▶ _给定题目_
请从下面这篇在 CentOS 8 上搭建 Hadoop 与 ZooKeeper 集群的安装教程停下的地方接着写下去。

▶ _引用段落_

/---

本环境使用centos 8
HOSTNAME | 作用 | IP | role |
---|---|---|---|
hadoop301 | hdfs namenode,hdfs datanode, yarn resourcemanager, yarn node manager, journal node, zookeeeper | 192.168.142.101 | yarn and hdfs master, worker |
hadoop302 | hdfs namenode, hdfs datanode, yarn resourcemanager, yarn node manager, journal node, zookeeeper | 192.168.142.102 | yarn and hdfs master, worker |
hadoop303 | hdfs namenode, hdfs datanode, yarn resourcemanager, journal node, zookeeeper | 192.168.142.103 | hdfs master , worker |
前置条件
先设置好 linux 通用设置
配置好三台机器之间的免密码登陆
下载好hadoop-3.2.1,zookeeper-3.5.6 的压缩包
安装步骤
1 在所有机器上执行
安装jdk
- 1.1. 安装jdk
yum install -y java-1.8.0-openjdk-devel.x86_64 java-1.8.0-openjdk.x86_64 - 1.2 编辑/etc/profile, 在末尾添加
export HADOOP_HOME=/opt/hadoop-3.2.1
export PATH=$PATH:$HADOOP_HOME/bin
export PATH=$PATH:$HADOOP_HOME/sbin
export JAVA_HOME=/usr/lib/jvm/jre-1.8.0
export ZOOKEEPER_HOME=/opt/zookeeper-3.5.6
export PATH=$PATH:$ZOOKEEPER_HOME/bin
- 1.3 创建文件夹,至于为什么是这些路径,和后面的配置文件有关。
mkdir -p /tmp/hadoop/tmpdir
mkdir -p /tmp/hadoop/journalnode/data
mkdir -p /tmp/hadoop/hdfs/namenode
mkdir -p /tmp/hadoop/hdfs/datanode
mkdir -p /tmp/zookeeper
echo > 1 /tmp/zookeeper/myid #hadoop301
echo > 2 /tmp/zookeeper/myid #hadoop302
echo > 3 /tmp/zookeeper/myid #hadoop303
- 1.4 设置好hosts
192.168.142.101 hadoop301
192.168.142.102 hadoop302
192.168.142.103 hadoop303
2 在 hadoop301 上执行
2.1安装ZK
2.1.1 将zk 解压
tar -zxf zookeeper-3.5.6.tar.gz
2.1.2 配置zoo.cfg
cd zookeeper-3.5.6/conf
mv zoo_sample.cfg zoo.cfg
vim zoo.cfg
zoo.cfg 内容如下
# The number of milliseconds of each tick 心跳基本时间单位,毫秒级,ZK基本上所有的时间都是这个时间的整数倍。

\---

▶ _记录数据_
/---

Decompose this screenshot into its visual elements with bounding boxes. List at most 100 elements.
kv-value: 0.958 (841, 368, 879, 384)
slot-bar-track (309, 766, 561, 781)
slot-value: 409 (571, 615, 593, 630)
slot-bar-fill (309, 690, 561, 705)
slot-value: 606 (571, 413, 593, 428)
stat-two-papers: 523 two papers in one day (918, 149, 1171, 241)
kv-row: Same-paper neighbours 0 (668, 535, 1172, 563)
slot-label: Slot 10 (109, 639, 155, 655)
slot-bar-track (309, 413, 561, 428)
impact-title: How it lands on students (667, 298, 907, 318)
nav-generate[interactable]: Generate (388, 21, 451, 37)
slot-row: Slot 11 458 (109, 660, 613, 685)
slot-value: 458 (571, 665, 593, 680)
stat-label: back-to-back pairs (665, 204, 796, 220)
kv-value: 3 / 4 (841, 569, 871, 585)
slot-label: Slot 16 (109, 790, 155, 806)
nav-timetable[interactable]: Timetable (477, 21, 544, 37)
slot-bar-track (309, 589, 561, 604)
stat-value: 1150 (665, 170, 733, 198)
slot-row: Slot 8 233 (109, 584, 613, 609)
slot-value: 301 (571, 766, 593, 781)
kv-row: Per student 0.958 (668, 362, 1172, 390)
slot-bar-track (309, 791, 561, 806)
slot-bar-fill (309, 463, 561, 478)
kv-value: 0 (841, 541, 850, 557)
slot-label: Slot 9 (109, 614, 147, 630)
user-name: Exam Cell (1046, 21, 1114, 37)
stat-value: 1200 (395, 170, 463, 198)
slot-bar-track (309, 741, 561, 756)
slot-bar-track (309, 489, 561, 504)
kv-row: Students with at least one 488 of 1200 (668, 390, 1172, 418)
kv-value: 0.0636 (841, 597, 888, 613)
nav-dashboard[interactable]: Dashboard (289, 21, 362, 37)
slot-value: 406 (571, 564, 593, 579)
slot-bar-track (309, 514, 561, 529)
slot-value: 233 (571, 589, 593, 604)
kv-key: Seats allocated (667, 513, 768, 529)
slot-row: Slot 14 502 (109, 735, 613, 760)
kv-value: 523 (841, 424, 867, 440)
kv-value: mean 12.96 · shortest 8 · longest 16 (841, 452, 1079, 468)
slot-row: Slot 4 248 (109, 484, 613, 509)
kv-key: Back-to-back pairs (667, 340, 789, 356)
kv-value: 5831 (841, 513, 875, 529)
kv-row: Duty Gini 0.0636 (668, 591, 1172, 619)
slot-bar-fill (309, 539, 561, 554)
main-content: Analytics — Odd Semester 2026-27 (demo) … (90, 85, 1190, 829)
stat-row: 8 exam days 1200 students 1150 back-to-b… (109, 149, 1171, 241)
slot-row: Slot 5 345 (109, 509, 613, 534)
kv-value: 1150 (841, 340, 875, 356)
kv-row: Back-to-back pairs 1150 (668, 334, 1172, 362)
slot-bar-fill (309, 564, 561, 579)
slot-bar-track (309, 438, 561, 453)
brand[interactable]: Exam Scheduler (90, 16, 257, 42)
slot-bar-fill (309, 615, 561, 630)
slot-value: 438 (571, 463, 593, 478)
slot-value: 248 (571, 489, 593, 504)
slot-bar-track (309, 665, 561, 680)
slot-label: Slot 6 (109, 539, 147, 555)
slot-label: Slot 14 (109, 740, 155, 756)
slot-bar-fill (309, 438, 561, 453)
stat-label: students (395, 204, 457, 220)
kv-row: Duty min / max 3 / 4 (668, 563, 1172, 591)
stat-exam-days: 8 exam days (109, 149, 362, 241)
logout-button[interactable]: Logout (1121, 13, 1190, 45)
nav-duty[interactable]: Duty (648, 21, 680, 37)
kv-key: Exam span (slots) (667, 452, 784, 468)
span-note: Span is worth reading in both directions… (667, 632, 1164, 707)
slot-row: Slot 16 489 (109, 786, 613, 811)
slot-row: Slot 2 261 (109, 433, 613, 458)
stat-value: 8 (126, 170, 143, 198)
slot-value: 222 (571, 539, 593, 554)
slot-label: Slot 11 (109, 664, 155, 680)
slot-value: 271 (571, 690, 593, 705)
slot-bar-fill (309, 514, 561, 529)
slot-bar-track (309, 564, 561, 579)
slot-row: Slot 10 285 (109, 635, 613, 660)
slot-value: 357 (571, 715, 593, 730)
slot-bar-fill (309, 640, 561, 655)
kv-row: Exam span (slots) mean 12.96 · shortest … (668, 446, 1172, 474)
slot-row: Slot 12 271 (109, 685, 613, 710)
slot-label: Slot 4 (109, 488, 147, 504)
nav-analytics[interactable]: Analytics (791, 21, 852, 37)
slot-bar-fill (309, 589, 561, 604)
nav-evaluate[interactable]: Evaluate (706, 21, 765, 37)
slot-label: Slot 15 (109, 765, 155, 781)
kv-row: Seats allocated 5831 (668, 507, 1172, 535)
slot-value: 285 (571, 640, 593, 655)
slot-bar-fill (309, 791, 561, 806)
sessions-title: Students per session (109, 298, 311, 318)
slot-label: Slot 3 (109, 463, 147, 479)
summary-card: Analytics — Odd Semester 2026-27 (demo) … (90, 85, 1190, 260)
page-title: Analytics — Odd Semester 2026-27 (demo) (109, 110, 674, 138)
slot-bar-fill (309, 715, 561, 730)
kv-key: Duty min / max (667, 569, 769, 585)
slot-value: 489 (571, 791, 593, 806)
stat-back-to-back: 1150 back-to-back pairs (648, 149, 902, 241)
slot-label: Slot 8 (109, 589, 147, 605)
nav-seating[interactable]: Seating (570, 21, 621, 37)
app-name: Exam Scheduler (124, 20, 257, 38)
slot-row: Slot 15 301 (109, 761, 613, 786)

\---

▶ _本题结果_
tickTime=2000
# The number of ticks that the initial
# synchronization phase can take
# tickTime的个数,表示在leader选举结束后,followers与leader同步需要的时间,如果followers比较多或者说leader的数据灰常多时,同步时间相应可能会增加,那么这个值也需要相应增加。当然,这个值也是follower和observer在开始同步leader的数据时的最大等待时间(setSoTimeout)
initLimit=10
# The number of ticks that can pass between
# sending a request and getting an acknowledgement
# tickTime的个数,这时间容易和上面的时间混淆,它也表示follower和observer与leader交互时的最大等待时间,只不过是在与leader同步完毕之后,进入正常请求转发或ping等消息交互时的超时时间
syncLimit=5
# the directory where the snapshot is stored.
# do not use /tmp for storage, /tmp here is just
# example sakes.
# 内存数据库快照存放地址,如果没有指定事务日志存放地址(dataLogDir),默认也是存放在这个路径下,建议两个地址分开存放到不同的设备上
dataDir=/tmp/zookeeper
# the port at which the clients will connect
clientPort=2181
# the maximum number of client connections.
# increase this if you need to handle more clients
#maxClientCnxns=60
#
# Be sure to read the maintenance section of the
# administrator guide before turning on autopurge.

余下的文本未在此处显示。